> **Problem to solve**
Your task is to locate every line holding the string "داریوش" and to copy each of them.

start Data lines

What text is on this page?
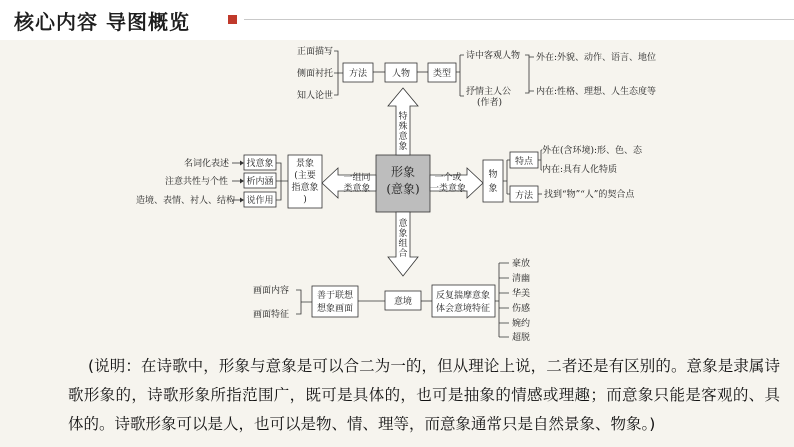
核心内容 导图概览
形象
(意象)
特
殊
意
象
意
象
组
合
一组同
类意象
一个或
一类意象
正面描写
侧面衬托
知人论世
方法	人物	类型
诗中客观人物
抒情主人公
(作者)
外在:外貌、动作、语言、地位
内在:性格、理想、人生态度等
名词化表述
注意共性与个性
造境、表情、衬人、结构
找意象
析内涵
说作用
景象
(主要
指意象
)
物
象
特点
外在(含环境):形、色、态
内在:具有人化特质
方法 找到“物”“人”的契合点
画面内容
画面特征
善于联想
想象画面
意境
反复揣摩意象
体会意境特征
豪放
清幽
华美
伤感
婉约
超脱
(说明：在诗歌中，形象与意象是可以合二为一的，但从理论上说，二者还是有区别的。意象是隶属诗歌形象的，诗歌形象所指范围广，既可是具体的，也可是抽象的情感或理趣；而意象只能是客观的、具体的。诗歌形象可以是人，也可以是物、情、理等，而意象通常只是自然景象、物象。)
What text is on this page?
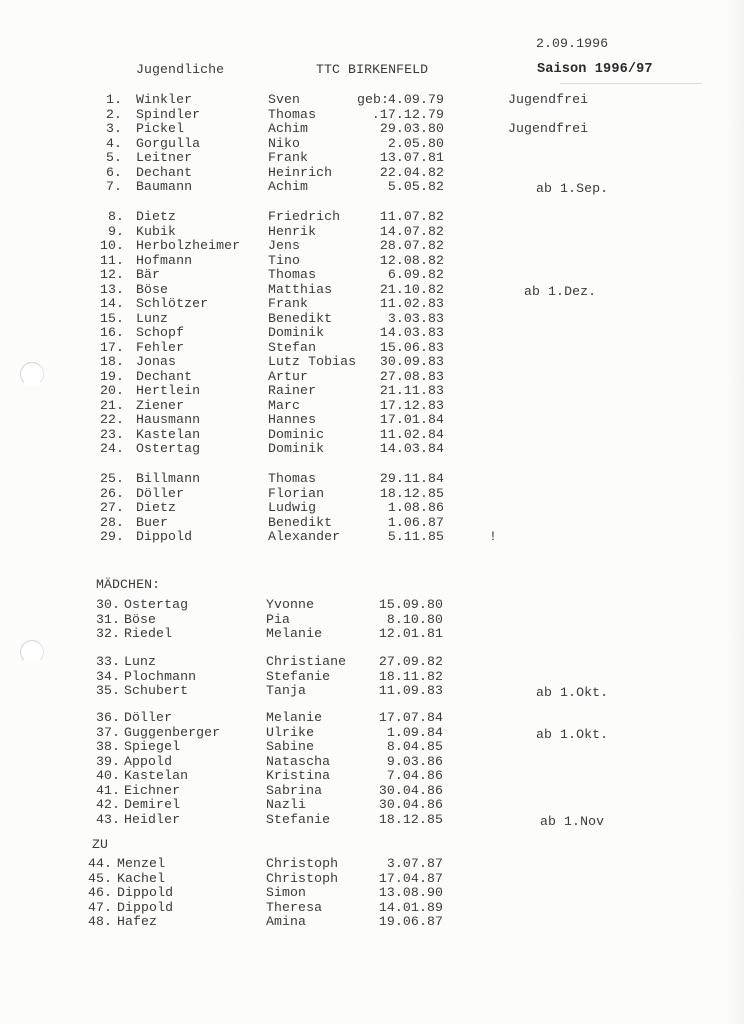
2.09.1996
Jugendliche	TTC BIRKENFELD	Saison 1996/97
geb:
1. Winkler	Sven	4.09.79	Jugendfrei
2. Spindler	Thomas	.17.12.79
3. Pickel	Achim	29.03.80	Jugendfrei
4. Gorgulla	Niko	2.05.80
5. Leitner	Frank	13.07.81
6. Dechant	Heinrich	22.04.82
7. Baumann	Achim	5.05.82	ab 1.Sep.
8. Dietz	Friedrich	11.07.82
9. Kubik	Henrik	14.07.82
10. Herbolzheimer Jens	28.07.82
11. Hofmann	Tino	12.08.82
12. Bär	Thomas	6.09.82
13. Böse	Matthias	21.10.82	ab 1.Dez.
14. Schlötzer	Frank	11.02.83
15. Lunz	Benedikt	3.03.83
16. Schopf	Dominik	14.03.83
17. Fehler	Stefan	15.06.83
18. Jonas	Lutz Tobias	30.09.83
19. Dechant	Artur	27.08.83
20. Hertlein	Rainer	21.11.83
21. Ziener	Marc	17.12.83
22. Hausmann	Hannes	17.01.84
23. Kastelan	Dominic	11.02.84
24. Ostertag	Dominik	14.03.84
25. Billmann	Thomas	29.11.84
26. Döller	Florian	18.12.85
27. Dietz	Ludwig	1.08.86
28. Buer	Benedikt	1.06.87
29. Dippold	Alexander	5.11.85	!
30. Ostertag	Yvonne	15.09.80
31. Böse	Pia	8.10.80
32. Riedel	Melanie	12.01.81
33. Lunz	Christiane	27.09.82
34. Plochmann	Stefanie	18.11.82
35. Schubert	Tanja	11.09.83	ab 1.Okt.
36. Döller	Melanie	17.07.84
37. Guggenberger	Ulrike	1.09.84	ab 1.Okt.
38. Spiegel	Sabine	8.04.85
39. Appold	Natascha	9.03.86
40. Kastelan	Kristina	7.04.86
41. Eichner	Sabrina	30.04.86
42. Demirel	Nazli	30.04.86
43. Heidler	Stefanie	18.12.85	ab 1.Nov
44. Menzel	Christoph	3.07.87
45. Kachel	Christoph	17.04.87
46. Dippold	Simon	13.08.90
47. Dippold	Theresa	14.01.89
48. Hafez	Amina	19.06.87
MÄDCHEN:
ZU
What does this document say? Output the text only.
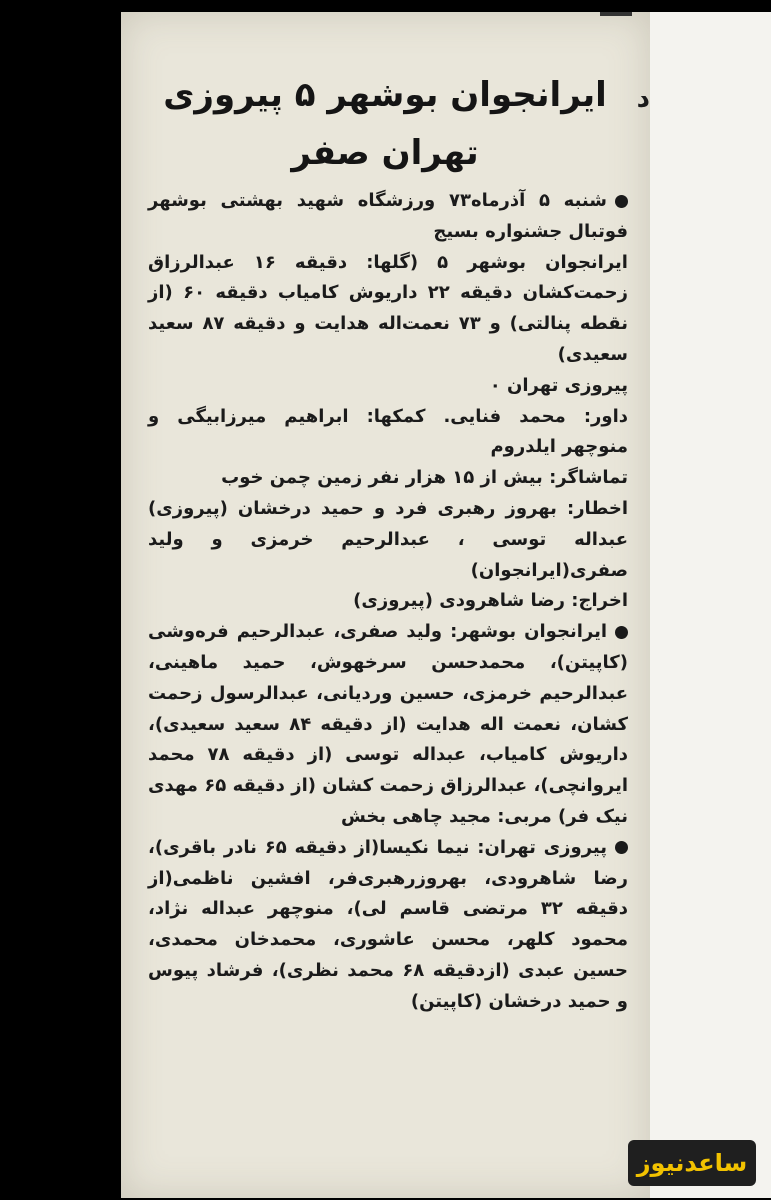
د
ایرانجوان بوشهر ۵ پیروزی
تهران صفر

شنبه ۵ آذرماه۷۳ ورزشگاه شهید بهشتی بوشهر فوتبال جشنواره بسیج

ایرانجوان بوشهر ۵ (گلها: دقیقه ۱۶ عبدالرزاق زحمت‌کشان دقیقه ۲۲ داریوش کامیاب دقیقه ۶۰ (از نقطه پنالتی) و ۷۳ نعمت‌اله هدایت و دقیقه ۸۷ سعید سعیدی)

پیروزی تهران ۰

داور: محمد فنایی. کمکها: ابراهیم میرزابیگی و منوچهر ایلدروم

تماشاگر: بیش از ۱۵ هزار نفر زمین چمن خوب

اخطار: بهروز رهبری فرد و حمید درخشان (پیروزی) عبداله توسی ، عبدالرحیم خرمزی و ولید صفری(ایرانجوان)

اخراج: رضا شاهرودی (پیروزی)

ایرانجوان بوشهر: ولید صفری، عبدالرحیم فره‌وشی (کاپیتن)، محمدحسن سرخهوش، حمید ماهینی، عبدالرحیم خرمزی، حسین وردیانی، عبدالرسول زحمت کشان، نعمت اله هدایت (از دقیقه ۸۴ سعید سعیدی)، داریوش کامیاب، عبداله توسی (از دقیقه ۷۸ محمد ایروانچی)، عبدالرزاق زحمت کشان (از دقیقه ۶۵ مهدی نیک فر) مربی: مجید چاهی بخش

پیروزی تهران: نیما نکیسا(از دقیقه ۶۵ نادر باقری)، رضا شاهرودی، بهروزرهبری‌فر، افشین ناظمی(از دقیقه ۳۲ مرتضی قاسم لی)، منوچهر عبداله نژاد، محمود کلهر، محسن عاشوری، محمدخان محمدی، حسین عبدی (ازدقیقه ۶۸ محمد نظری)، فرشاد پیوس و حمید درخشان (کاپیتن)

ساعدنیوز
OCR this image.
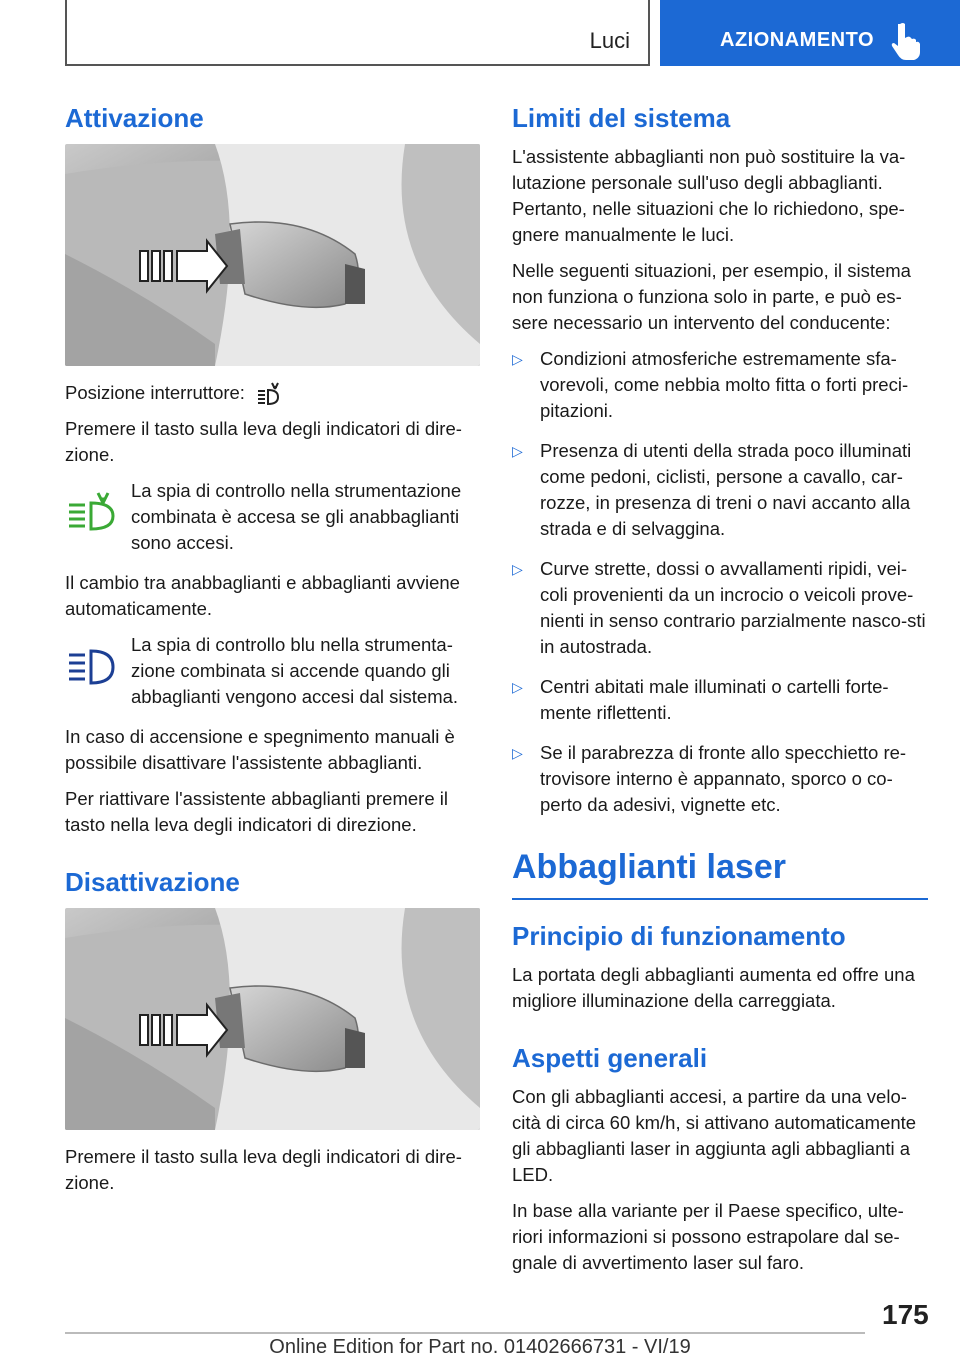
Luci	AZIONAMENTO
Attivazione

Posizione interruttore:

Premere il tasto sulla leva degli indicatori di dire-zione.

La spia di controllo nella strumentazione combinata è accesa se gli anabbaglianti sono accesi.

Il cambio tra anabbaglianti e abbaglianti avviene automaticamente.

La spia di controllo blu nella strumenta-zione combinata si accende quando gli abbaglianti vengono accesi dal sistema.

In caso di accensione e spegnimento manuali è possibile disattivare l'assistente abbaglianti.

Per riattivare l'assistente abbaglianti premere il tasto nella leva degli indicatori di direzione.

Disattivazione

Premere il tasto sulla leva degli indicatori di dire-zione.

Limiti del sistema

L'assistente abbaglianti non può sostituire la va-lutazione personale sull'uso degli abbaglianti. Pertanto, nelle situazioni che lo richiedono, spe-gnere manualmente le luci.

Nelle seguenti situazioni, per esempio, il sistema non funziona o funziona solo in parte, e può es-sere necessario un intervento del conducente:

▷ Condizioni atmosferiche estremamente sfa-vorevoli, come nebbia molto fitta o forti preci-pitazioni.
▷ Presenza di utenti della strada poco illuminati come pedoni, ciclisti, persone a cavallo, car-rozze, in presenza di treni o navi accanto alla strada e di selvaggina.
▷ Curve strette, dossi o avvallamenti ripidi, vei-coli provenienti da un incrocio o veicoli prove-nienti in senso contrario parzialmente nasco-sti in autostrada.
▷ Centri abitati male illuminati o cartelli forte-mente riflettenti.
▷ Se il parabrezza di fronte allo specchietto re-trovisore interno è appannato, sporco o co-perto da adesivi, vignette etc.
Abbaglianti laser
Principio di funzionamento

La portata degli abbaglianti aumenta ed offre una migliore illuminazione della carreggiata.

Aspetti generali

Con gli abbaglianti accesi, a partire da una velo-cità di circa 60 km/h, si attivano automaticamente gli abbaglianti laser in aggiunta agli abbaglianti a LED.

In base alla variante per il Paese specifico, ulte-riori informazioni si possono estrapolare dal se-gnale di avvertimento laser sul faro.

175
Online Edition for Part no. 01402666731 - VI/19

end Data lines

> **Solved problem**
ایرانجوان بوشهر ۵ (گلها: دقیقه ۱۶ عبدالرزاق زحمت‌کشان دقیقه ۲۲ داریوش کامیاب دقیقه ۶۰ (از نقطه پنالتی) و ۷۳ نعمت‌اله هدایت و دقیقه ۸۷ سعید سعیدی)
ایرانجوان بوشهر: ولید صفری، عبدالرحیم فره‌وشی (کاپیتن)، محمدحسن سرخهوش، حمید ماهینی، عبدالرحیم خرمزی، حسین وردیانی، عبدالرسول زحمت کشان، نعمت اله هدایت (از دقیقه ۸۴ سعید سعیدی)، داریوش کامیاب، عبداله توسی (از دقیقه ۷۸ محمد ایروانچی)، عبدالرزاق زحمت کشان (از دقیقه ۶۵ مهدی نیک فر) مربی: مجید چاهی بخش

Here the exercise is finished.